> _Exercise description_
Repeat every line of the material, character for character.
___ Data records ___
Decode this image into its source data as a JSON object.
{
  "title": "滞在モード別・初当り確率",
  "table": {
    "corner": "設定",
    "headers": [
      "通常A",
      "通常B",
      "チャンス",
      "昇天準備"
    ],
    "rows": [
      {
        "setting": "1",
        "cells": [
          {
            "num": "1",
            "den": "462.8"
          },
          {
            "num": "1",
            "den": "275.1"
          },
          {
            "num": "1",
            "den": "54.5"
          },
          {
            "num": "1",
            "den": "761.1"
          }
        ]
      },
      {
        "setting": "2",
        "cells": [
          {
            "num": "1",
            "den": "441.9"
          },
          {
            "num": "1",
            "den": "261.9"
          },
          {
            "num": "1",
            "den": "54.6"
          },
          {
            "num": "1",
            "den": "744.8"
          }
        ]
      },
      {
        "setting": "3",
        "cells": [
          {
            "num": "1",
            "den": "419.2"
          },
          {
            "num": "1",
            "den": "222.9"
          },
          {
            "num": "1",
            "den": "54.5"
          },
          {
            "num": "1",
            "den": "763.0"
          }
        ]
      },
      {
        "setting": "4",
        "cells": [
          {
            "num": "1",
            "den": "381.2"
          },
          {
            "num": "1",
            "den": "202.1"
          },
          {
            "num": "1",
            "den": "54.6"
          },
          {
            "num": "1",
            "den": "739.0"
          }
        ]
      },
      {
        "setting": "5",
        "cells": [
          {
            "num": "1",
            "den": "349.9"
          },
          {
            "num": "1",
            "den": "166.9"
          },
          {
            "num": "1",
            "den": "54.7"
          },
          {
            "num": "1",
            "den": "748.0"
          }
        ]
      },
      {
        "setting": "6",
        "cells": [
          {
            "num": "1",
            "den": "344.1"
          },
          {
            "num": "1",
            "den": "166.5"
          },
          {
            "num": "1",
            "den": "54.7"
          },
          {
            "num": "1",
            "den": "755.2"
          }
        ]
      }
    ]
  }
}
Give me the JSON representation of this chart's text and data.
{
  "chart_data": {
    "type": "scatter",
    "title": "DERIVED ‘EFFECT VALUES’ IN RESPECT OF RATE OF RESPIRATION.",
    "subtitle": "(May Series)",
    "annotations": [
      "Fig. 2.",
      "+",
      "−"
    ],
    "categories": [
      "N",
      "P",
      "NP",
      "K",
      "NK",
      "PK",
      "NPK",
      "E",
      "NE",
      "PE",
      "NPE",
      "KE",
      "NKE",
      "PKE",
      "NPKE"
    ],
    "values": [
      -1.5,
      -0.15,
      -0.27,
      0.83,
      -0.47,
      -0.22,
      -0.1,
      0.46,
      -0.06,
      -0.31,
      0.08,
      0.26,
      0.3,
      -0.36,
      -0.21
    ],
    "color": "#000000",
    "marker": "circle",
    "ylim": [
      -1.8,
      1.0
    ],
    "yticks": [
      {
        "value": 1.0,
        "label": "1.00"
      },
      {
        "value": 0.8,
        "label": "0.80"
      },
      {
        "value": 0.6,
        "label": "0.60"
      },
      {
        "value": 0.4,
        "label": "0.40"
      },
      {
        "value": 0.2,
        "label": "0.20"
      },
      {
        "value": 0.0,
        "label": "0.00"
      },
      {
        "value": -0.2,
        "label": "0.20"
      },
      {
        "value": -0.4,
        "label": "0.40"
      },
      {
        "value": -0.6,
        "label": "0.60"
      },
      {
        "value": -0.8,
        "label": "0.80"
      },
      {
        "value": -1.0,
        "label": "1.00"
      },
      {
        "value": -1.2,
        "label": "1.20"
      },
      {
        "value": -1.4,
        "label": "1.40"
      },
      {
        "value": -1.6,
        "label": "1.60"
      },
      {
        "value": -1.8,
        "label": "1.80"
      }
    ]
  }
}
___
> _Answer below_
Decode this image into its source data as a JSON object.
{
  "title": "滞在モード別・初当り確率",
  "table": {
    "corner": "設定",
    "headers": [
      "通常A",
      "通常B",
      "チャンス",
      "昇天準備"
    ],
    "rows": [
      {
        "setting": "1",
        "cells": [
          {
            "num": "1",
            "den": "462.8"
          },
          {
            "num": "1",
            "den": "275.1"
          },
          {
            "num": "1",
            "den": "54.5"
          },
          {
            "num": "1",
            "den": "761.1"
          }
        ]
      },
      {
        "setting": "2",
        "cells": [
          {
            "num": "1",
            "den": "441.9"
          },
          {
            "num": "1",
            "den": "261.9"
          },
          {
            "num": "1",
            "den": "54.6"
          },
          {
            "num": "1",
            "den": "744.8"
          }
        ]
      },
      {
        "setting": "3",
        "cells": [
          {
            "num": "1",
            "den": "419.2"
          },
          {
            "num": "1",
            "den": "222.9"
          },
          {
            "num": "1",
            "den": "54.5"
          },
          {
            "num": "1",
            "den": "763.0"
          }
        ]
      },
      {
        "setting": "4",
        "cells": [
          {
            "num": "1",
            "den": "381.2"
          },
          {
            "num": "1",
            "den": "202.1"
          },
          {
            "num": "1",
            "den": "54.6"
          },
          {
            "num": "1",
            "den": "739.0"
          }
        ]
      },
      {
        "setting": "5",
        "cells": [
          {
            "num": "1",
            "den": "349.9"
          },
          {
            "num": "1",
            "den": "166.9"
          },
          {
            "num": "1",
            "den": "54.7"
          },
          {
            "num": "1",
            "den": "748.0"
          }
        ]
      },
      {
        "setting": "6",
        "cells": [
          {
            "num": "1",
            "den": "344.1"
          },
          {
            "num": "1",
            "den": "166.5"
          },
          {
            "num": "1",
            "den": "54.7"
          },
          {
            "num": "1",
            "den": "755.2"
          }
        ]
      }
    ]
  }
}
Give me the JSON representation of this chart's text and data.
{
  "chart_data": {
    "type": "scatter",
    "title": "DERIVED ‘EFFECT VALUES’ IN RESPECT OF RATE OF RESPIRATION.",
    "subtitle": "(May Series)",
    "annotations": [
      "Fig. 2.",
      "+",
      "−"
    ],
    "categories": [
      "N",
      "P",
      "NP",
      "K",
      "NK",
      "PK",
      "NPK",
      "E",
      "NE",
      "PE",
      "NPE",
      "KE",
      "NKE",
      "PKE",
      "NPKE"
    ],
    "values": [
      -1.5,
      -0.15,
      -0.27,
      0.83,
      -0.47,
      -0.22,
      -0.1,
      0.46,
      -0.06,
      -0.31,
      0.08,
      0.26,
      0.3,
      -0.36,
      -0.21
    ],
    "color": "#000000",
    "marker": "circle",
    "ylim": [
      -1.8,
      1.0
    ],
    "yticks": [
      {
        "value": 1.0,
        "label": "1.00"
      },
      {
        "value": 0.8,
        "label": "0.80"
      },
      {
        "value": 0.6,
        "label": "0.60"
      },
      {
        "value": 0.4,
        "label": "0.40"
      },
      {
        "value": 0.2,
        "label": "0.20"
      },
      {
        "value": 0.0,
        "label": "0.00"
      },
      {
        "value": -0.2,
        "label": "0.20"
      },
      {
        "value": -0.4,
        "label": "0.40"
      },
      {
        "value": -0.6,
        "label": "0.60"
      },
      {
        "value": -0.8,
        "label": "0.80"
      },
      {
        "value": -1.0,
        "label": "1.00"
      },
      {
        "value": -1.2,
        "label": "1.20"
      },
      {
        "value": -1.4,
        "label": "1.40"
      },
      {
        "value": -1.6,
        "label": "1.60"
      },
      {
        "value": -1.8,
        "label": "1.80"
      }
    ]
  }
}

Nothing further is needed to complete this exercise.